> **Record set**
##############################

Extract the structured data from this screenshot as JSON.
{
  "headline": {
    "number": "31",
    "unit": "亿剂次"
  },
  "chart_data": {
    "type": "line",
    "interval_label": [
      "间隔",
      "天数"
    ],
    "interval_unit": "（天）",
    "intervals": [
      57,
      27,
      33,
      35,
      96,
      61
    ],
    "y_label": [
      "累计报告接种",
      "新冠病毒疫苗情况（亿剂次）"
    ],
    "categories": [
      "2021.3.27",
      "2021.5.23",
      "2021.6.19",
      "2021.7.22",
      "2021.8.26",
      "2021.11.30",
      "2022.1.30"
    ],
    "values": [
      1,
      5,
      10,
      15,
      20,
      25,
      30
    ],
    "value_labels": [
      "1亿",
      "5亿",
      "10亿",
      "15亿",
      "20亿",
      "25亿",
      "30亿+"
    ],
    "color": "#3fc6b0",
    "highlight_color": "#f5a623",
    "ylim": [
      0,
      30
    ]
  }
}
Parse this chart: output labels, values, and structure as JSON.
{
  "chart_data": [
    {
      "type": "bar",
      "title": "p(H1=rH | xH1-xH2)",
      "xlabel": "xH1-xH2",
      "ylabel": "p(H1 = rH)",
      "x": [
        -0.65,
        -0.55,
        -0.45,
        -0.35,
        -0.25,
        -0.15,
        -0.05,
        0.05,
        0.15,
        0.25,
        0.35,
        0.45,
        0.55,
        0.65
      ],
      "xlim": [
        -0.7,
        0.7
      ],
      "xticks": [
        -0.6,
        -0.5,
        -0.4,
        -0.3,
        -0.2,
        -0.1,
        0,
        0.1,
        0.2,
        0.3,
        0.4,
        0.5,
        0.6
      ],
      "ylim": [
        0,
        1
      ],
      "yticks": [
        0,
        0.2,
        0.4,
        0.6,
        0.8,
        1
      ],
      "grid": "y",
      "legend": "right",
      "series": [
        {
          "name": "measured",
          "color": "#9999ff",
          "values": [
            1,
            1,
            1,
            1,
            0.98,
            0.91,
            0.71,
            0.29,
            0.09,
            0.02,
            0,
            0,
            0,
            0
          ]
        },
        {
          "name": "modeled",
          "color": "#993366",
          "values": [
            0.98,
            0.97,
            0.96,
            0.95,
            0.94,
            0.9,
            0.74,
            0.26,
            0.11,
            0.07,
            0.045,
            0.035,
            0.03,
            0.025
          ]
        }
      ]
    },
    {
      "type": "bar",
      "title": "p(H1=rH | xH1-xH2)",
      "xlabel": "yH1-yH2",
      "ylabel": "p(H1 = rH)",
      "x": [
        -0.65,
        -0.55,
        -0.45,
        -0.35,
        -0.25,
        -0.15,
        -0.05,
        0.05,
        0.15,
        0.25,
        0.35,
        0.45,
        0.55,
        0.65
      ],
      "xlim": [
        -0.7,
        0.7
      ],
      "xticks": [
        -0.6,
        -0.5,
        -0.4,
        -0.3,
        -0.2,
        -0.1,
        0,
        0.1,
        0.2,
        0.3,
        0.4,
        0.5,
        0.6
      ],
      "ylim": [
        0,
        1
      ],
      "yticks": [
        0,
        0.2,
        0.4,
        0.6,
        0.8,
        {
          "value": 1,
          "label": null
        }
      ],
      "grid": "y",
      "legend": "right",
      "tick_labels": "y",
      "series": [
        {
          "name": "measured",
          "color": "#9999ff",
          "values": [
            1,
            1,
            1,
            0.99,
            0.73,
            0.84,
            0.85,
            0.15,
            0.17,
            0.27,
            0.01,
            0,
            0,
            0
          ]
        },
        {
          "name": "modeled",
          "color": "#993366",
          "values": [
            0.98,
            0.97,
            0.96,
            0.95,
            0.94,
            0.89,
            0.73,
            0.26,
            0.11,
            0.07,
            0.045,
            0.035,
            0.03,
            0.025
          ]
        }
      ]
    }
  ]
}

##############################

> **Written request**
Pick out every line with the string "JSON" and copy it.

> **Solution for this exercise**
Extract the structured data from this screenshot as JSON.
Parse this chart: output labels, values, and structure as JSON.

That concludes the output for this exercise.